■ Goal ■
Print every entry, word for word, and skip the images.

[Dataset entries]
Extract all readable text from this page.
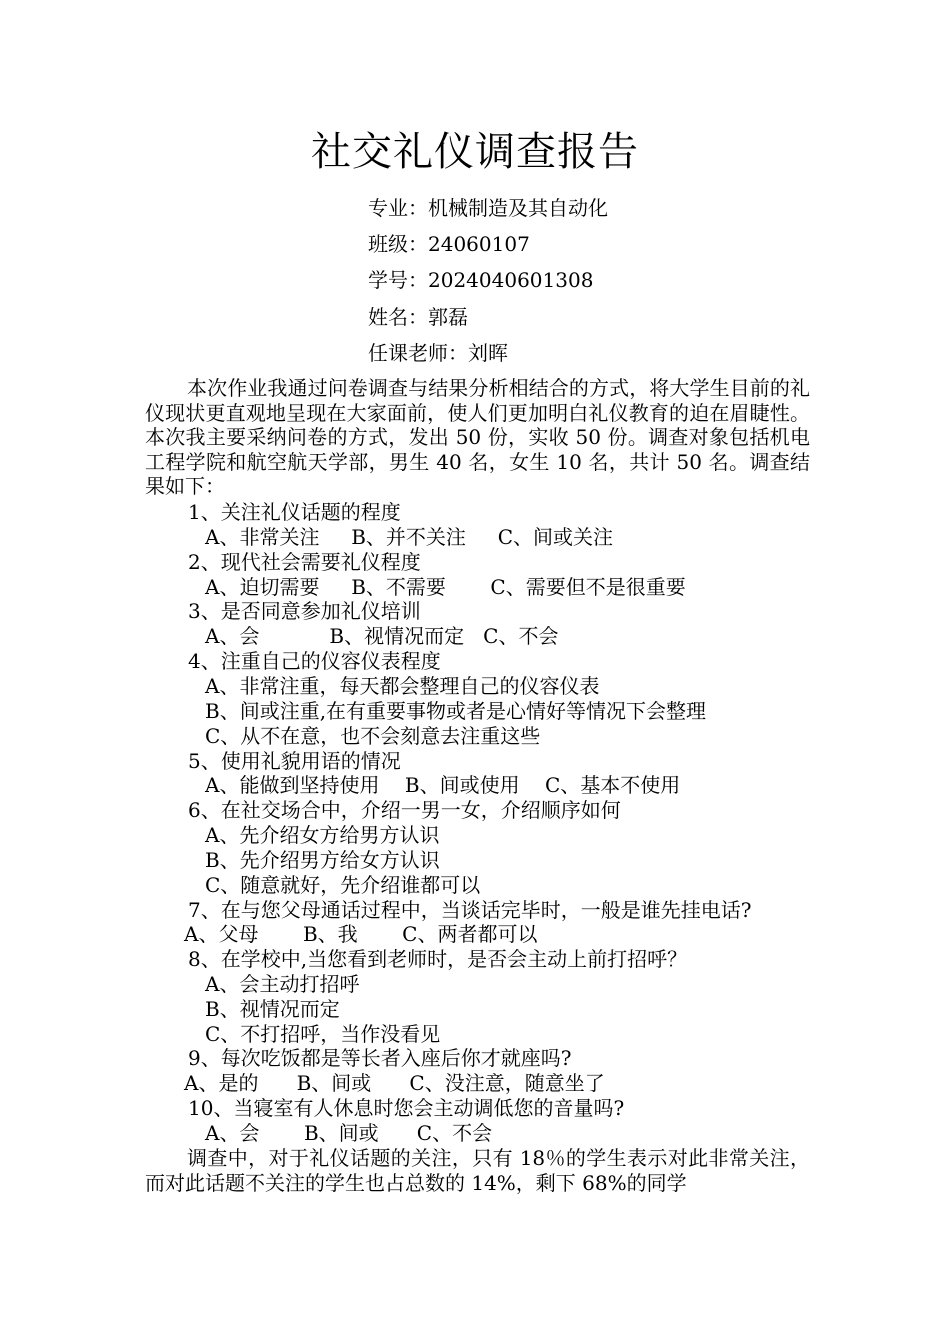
社交礼仪调查报告
专业：机械制造及其自动化
班级：24060107
学号：2024040601308
姓名：郭磊
任课老师：刘晖
本次作业我通过问卷调查与结果分析相结合的方式，将大学生目前的礼仪现状更直观地呈现在大家面前，使人们更加明白礼仪教育的迫在眉睫性。本次我主要采纳问卷的方式，发出 50 份，实收 50 份。调查对象包括机电工程学院和航空航天学部，男生 40 名，女生 10 名，共计 50 名。调查结果如下：
1、关注礼仪话题的程度
A、非常关注     B、并不关注     C、间或关注
2、现代社会需要礼仪程度
A、迫切需要     B、不需要       C、需要但不是很重要
3、是否同意参加礼仪培训
A、会           B、视情况而定   C、不会
4、注重自己的仪容仪表程度
A、非常注重，每天都会整理自己的仪容仪表
B、间或注重,在有重要事物或者是心情好等情况下会整理
C、从不在意，也不会刻意去注重这些
5、使用礼貌用语的情况
A、能做到坚持使用    B、间或使用    C、基本不使用
6、在社交场合中，介绍一男一女，介绍顺序如何
A、先介绍女方给男方认识
B、先介绍男方给女方认识
C、随意就好，先介绍谁都可以
7、在与您父母通话过程中，当谈话完毕时，一般是谁先挂电话?
A、父母       B、我       C、两者都可以
8、在学校中,当您看到老师时，是否会主动上前打招呼？
A、会主动打招呼
B、视情况而定
C、不打招呼，当作没看见
9、每次吃饭都是等长者入座后你才就座吗?
A、是的      B、间或      C、没注意，随意坐了
10、当寝室有人休息时您会主动调低您的音量吗?
A、会       B、间或      C、不会
调查中，对于礼仪话题的关注，只有 18％的学生表示对此非常关注，而对此话题不关注的学生也占总数的 14%，剩下 68%的同学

■ Exercise answer ■
Extract all readable text from this page.
社交礼仪调查报告
专业：机械制造及其自动化
班级：24060107
学号：2024040601308
姓名：郭磊
任课老师：刘晖
本次作业我通过问卷调查与结果分析相结合的方式，将大学生目前的礼仪现状更直观地呈现在大家面前，使人们更加明白礼仪教育的迫在眉睫性。本次我主要采纳问卷的方式，发出 50 份，实收 50 份。调查对象包括机电工程学院和航空航天学部，男生 40 名，女生 10 名，共计 50 名。调查结果如下：
1、关注礼仪话题的程度
A、非常关注     B、并不关注     C、间或关注
2、现代社会需要礼仪程度
A、迫切需要     B、不需要       C、需要但不是很重要
3、是否同意参加礼仪培训
A、会           B、视情况而定   C、不会
4、注重自己的仪容仪表程度
A、非常注重，每天都会整理自己的仪容仪表
B、间或注重,在有重要事物或者是心情好等情况下会整理
C、从不在意，也不会刻意去注重这些
5、使用礼貌用语的情况
A、能做到坚持使用    B、间或使用    C、基本不使用
6、在社交场合中，介绍一男一女，介绍顺序如何
A、先介绍女方给男方认识
B、先介绍男方给女方认识
C、随意就好，先介绍谁都可以
7、在与您父母通话过程中，当谈话完毕时，一般是谁先挂电话?
A、父母       B、我       C、两者都可以
8、在学校中,当您看到老师时，是否会主动上前打招呼？
A、会主动打招呼
B、视情况而定
C、不打招呼，当作没看见
9、每次吃饭都是等长者入座后你才就座吗?
A、是的      B、间或      C、没注意，随意坐了
10、当寝室有人休息时您会主动调低您的音量吗?
A、会       B、间或      C、不会
调查中，对于礼仪话题的关注，只有 18％的学生表示对此非常关注，而对此话题不关注的学生也占总数的 14%，剩下 68%的同学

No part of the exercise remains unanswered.